* _Records shown_:
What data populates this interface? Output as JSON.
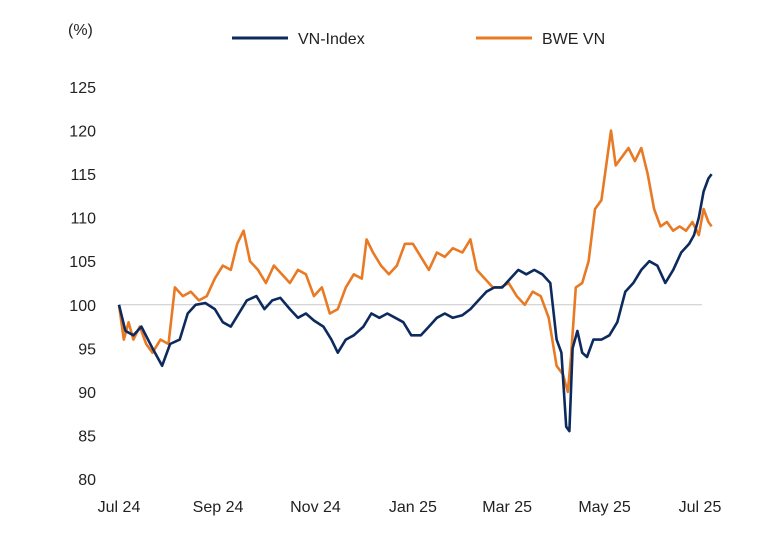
{
  "chart_data": {
    "type": "line",
    "ylabel": "(%)",
    "ylim": [
      80,
      125
    ],
    "yticks": [
      "80",
      "85",
      "90",
      "95",
      "100",
      "105",
      "110",
      "115",
      "120",
      "125"
    ],
    "xlim": [
      "2024-07-01",
      "2025-07-01"
    ],
    "xticks": [
      {
        "date": "2024-07-01",
        "label": "Jul 24"
      },
      {
        "date": "2024-09-01",
        "label": "Sep 24"
      },
      {
        "date": "2024-11-01",
        "label": "Nov 24"
      },
      {
        "date": "2025-01-01",
        "label": "Jan 25"
      },
      {
        "date": "2025-03-01",
        "label": "Mar 25"
      },
      {
        "date": "2025-05-01",
        "label": "May 25"
      },
      {
        "date": "2025-07-01",
        "label": "Jul 25"
      }
    ],
    "reference_line": 100,
    "legend_position": "top",
    "grid": false,
    "series": [
      {
        "name": "VN-Index",
        "color": "#0d2a5e",
        "points": [
          [
            "2024-07-01",
            100
          ],
          [
            "2024-07-05",
            97
          ],
          [
            "2024-07-10",
            96.5
          ],
          [
            "2024-07-15",
            97.5
          ],
          [
            "2024-07-22",
            95
          ],
          [
            "2024-07-28",
            93
          ],
          [
            "2024-08-02",
            95.5
          ],
          [
            "2024-08-08",
            96
          ],
          [
            "2024-08-13",
            99
          ],
          [
            "2024-08-18",
            100
          ],
          [
            "2024-08-24",
            100.2
          ],
          [
            "2024-08-30",
            99.5
          ],
          [
            "2024-09-04",
            98
          ],
          [
            "2024-09-09",
            97.5
          ],
          [
            "2024-09-14",
            99
          ],
          [
            "2024-09-19",
            100.5
          ],
          [
            "2024-09-25",
            101
          ],
          [
            "2024-09-30",
            99.5
          ],
          [
            "2024-10-05",
            100.5
          ],
          [
            "2024-10-10",
            100.8
          ],
          [
            "2024-10-16",
            99.5
          ],
          [
            "2024-10-21",
            98.5
          ],
          [
            "2024-10-26",
            99
          ],
          [
            "2024-10-31",
            98.2
          ],
          [
            "2024-11-06",
            97.5
          ],
          [
            "2024-11-11",
            96
          ],
          [
            "2024-11-15",
            94.5
          ],
          [
            "2024-11-20",
            96
          ],
          [
            "2024-11-25",
            96.5
          ],
          [
            "2024-12-01",
            97.5
          ],
          [
            "2024-12-06",
            99
          ],
          [
            "2024-12-11",
            98.5
          ],
          [
            "2024-12-16",
            99
          ],
          [
            "2024-12-21",
            98.5
          ],
          [
            "2024-12-26",
            98
          ],
          [
            "2024-12-31",
            96.5
          ],
          [
            "2025-01-06",
            96.5
          ],
          [
            "2025-01-11",
            97.5
          ],
          [
            "2025-01-16",
            98.5
          ],
          [
            "2025-01-21",
            99
          ],
          [
            "2025-01-26",
            98.5
          ],
          [
            "2025-02-01",
            98.8
          ],
          [
            "2025-02-06",
            99.5
          ],
          [
            "2025-02-11",
            100.5
          ],
          [
            "2025-02-16",
            101.5
          ],
          [
            "2025-02-21",
            102
          ],
          [
            "2025-02-26",
            102
          ],
          [
            "2025-03-03",
            103
          ],
          [
            "2025-03-08",
            104
          ],
          [
            "2025-03-13",
            103.5
          ],
          [
            "2025-03-18",
            104
          ],
          [
            "2025-03-23",
            103.5
          ],
          [
            "2025-03-28",
            102.5
          ],
          [
            "2025-04-01",
            96
          ],
          [
            "2025-04-04",
            94.5
          ],
          [
            "2025-04-07",
            86
          ],
          [
            "2025-04-09",
            85.5
          ],
          [
            "2025-04-11",
            95
          ],
          [
            "2025-04-14",
            97
          ],
          [
            "2025-04-17",
            94.5
          ],
          [
            "2025-04-20",
            94
          ],
          [
            "2025-04-24",
            96
          ],
          [
            "2025-04-29",
            96
          ],
          [
            "2025-05-04",
            96.5
          ],
          [
            "2025-05-09",
            98
          ],
          [
            "2025-05-14",
            101.5
          ],
          [
            "2025-05-19",
            102.5
          ],
          [
            "2025-05-24",
            104
          ],
          [
            "2025-05-29",
            105
          ],
          [
            "2025-06-03",
            104.5
          ],
          [
            "2025-06-08",
            102.5
          ],
          [
            "2025-06-13",
            104
          ],
          [
            "2025-06-18",
            106
          ],
          [
            "2025-06-23",
            107
          ],
          [
            "2025-06-26",
            108
          ],
          [
            "2025-06-29",
            110
          ],
          [
            "2025-07-02",
            113
          ],
          [
            "2025-07-05",
            114.5
          ],
          [
            "2025-07-07",
            115
          ]
        ]
      },
      {
        "name": "BWE VN",
        "color": "#e97a25",
        "points": [
          [
            "2024-07-01",
            100
          ],
          [
            "2024-07-04",
            96
          ],
          [
            "2024-07-07",
            98
          ],
          [
            "2024-07-10",
            96
          ],
          [
            "2024-07-14",
            97.5
          ],
          [
            "2024-07-18",
            95.5
          ],
          [
            "2024-07-22",
            94.5
          ],
          [
            "2024-07-27",
            96
          ],
          [
            "2024-08-01",
            95.5
          ],
          [
            "2024-08-05",
            102
          ],
          [
            "2024-08-10",
            101
          ],
          [
            "2024-08-15",
            101.5
          ],
          [
            "2024-08-20",
            100.5
          ],
          [
            "2024-08-25",
            101
          ],
          [
            "2024-08-30",
            103
          ],
          [
            "2024-09-04",
            104.5
          ],
          [
            "2024-09-09",
            104
          ],
          [
            "2024-09-13",
            107
          ],
          [
            "2024-09-17",
            108.5
          ],
          [
            "2024-09-21",
            105
          ],
          [
            "2024-09-26",
            104
          ],
          [
            "2024-10-01",
            102.5
          ],
          [
            "2024-10-06",
            104.5
          ],
          [
            "2024-10-11",
            103.5
          ],
          [
            "2024-10-16",
            102.5
          ],
          [
            "2024-10-21",
            104
          ],
          [
            "2024-10-26",
            103.5
          ],
          [
            "2024-10-31",
            101
          ],
          [
            "2024-11-05",
            102
          ],
          [
            "2024-11-10",
            99
          ],
          [
            "2024-11-15",
            99.5
          ],
          [
            "2024-11-20",
            102
          ],
          [
            "2024-11-25",
            103.5
          ],
          [
            "2024-11-30",
            103
          ],
          [
            "2024-12-03",
            107.5
          ],
          [
            "2024-12-07",
            106
          ],
          [
            "2024-12-12",
            104.5
          ],
          [
            "2024-12-17",
            103.5
          ],
          [
            "2024-12-22",
            104.5
          ],
          [
            "2024-12-27",
            107
          ],
          [
            "2025-01-01",
            107
          ],
          [
            "2025-01-06",
            105.5
          ],
          [
            "2025-01-11",
            104
          ],
          [
            "2025-01-16",
            106
          ],
          [
            "2025-01-21",
            105.5
          ],
          [
            "2025-01-26",
            106.5
          ],
          [
            "2025-02-01",
            106
          ],
          [
            "2025-02-06",
            107.5
          ],
          [
            "2025-02-10",
            104
          ],
          [
            "2025-02-15",
            103
          ],
          [
            "2025-02-20",
            102
          ],
          [
            "2025-02-25",
            102
          ],
          [
            "2025-03-02",
            102.5
          ],
          [
            "2025-03-07",
            101
          ],
          [
            "2025-03-12",
            100
          ],
          [
            "2025-03-17",
            101.5
          ],
          [
            "2025-03-22",
            101
          ],
          [
            "2025-03-27",
            98.5
          ],
          [
            "2025-04-01",
            93
          ],
          [
            "2025-04-05",
            92
          ],
          [
            "2025-04-08",
            90
          ],
          [
            "2025-04-10",
            94
          ],
          [
            "2025-04-13",
            102
          ],
          [
            "2025-04-17",
            102.5
          ],
          [
            "2025-04-21",
            105
          ],
          [
            "2025-04-25",
            111
          ],
          [
            "2025-04-29",
            112
          ],
          [
            "2025-05-02",
            116
          ],
          [
            "2025-05-05",
            120
          ],
          [
            "2025-05-08",
            116
          ],
          [
            "2025-05-12",
            117
          ],
          [
            "2025-05-16",
            118
          ],
          [
            "2025-05-20",
            116.5
          ],
          [
            "2025-05-24",
            118
          ],
          [
            "2025-05-28",
            115
          ],
          [
            "2025-06-01",
            111
          ],
          [
            "2025-06-05",
            109
          ],
          [
            "2025-06-09",
            109.5
          ],
          [
            "2025-06-13",
            108.5
          ],
          [
            "2025-06-17",
            109
          ],
          [
            "2025-06-21",
            108.5
          ],
          [
            "2025-06-25",
            109.5
          ],
          [
            "2025-06-29",
            108
          ],
          [
            "2025-07-02",
            111
          ],
          [
            "2025-07-05",
            109.5
          ],
          [
            "2025-07-07",
            109
          ]
        ]
      }
    ]
  }
}
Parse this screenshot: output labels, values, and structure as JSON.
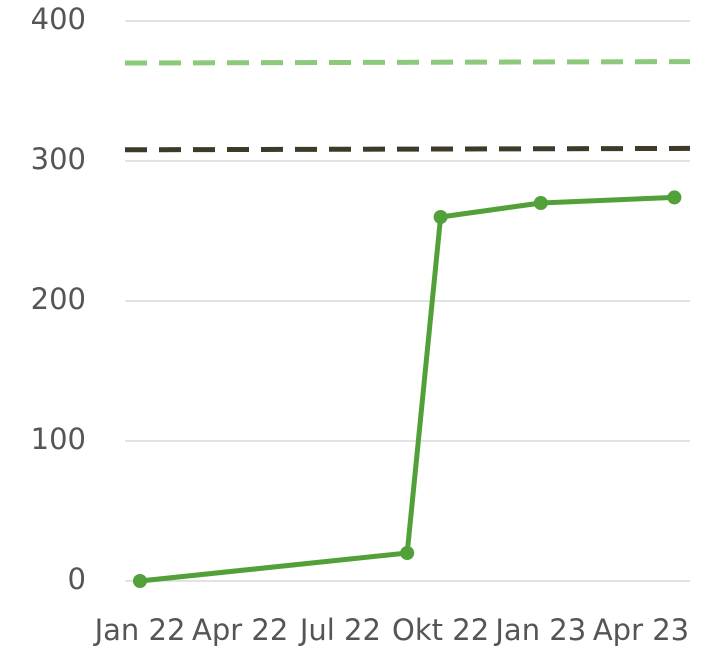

* _Given problem_:
Of the lines above, how many contain the word "date"? Provide the number and nothing else.

* _Answer for the task_:
7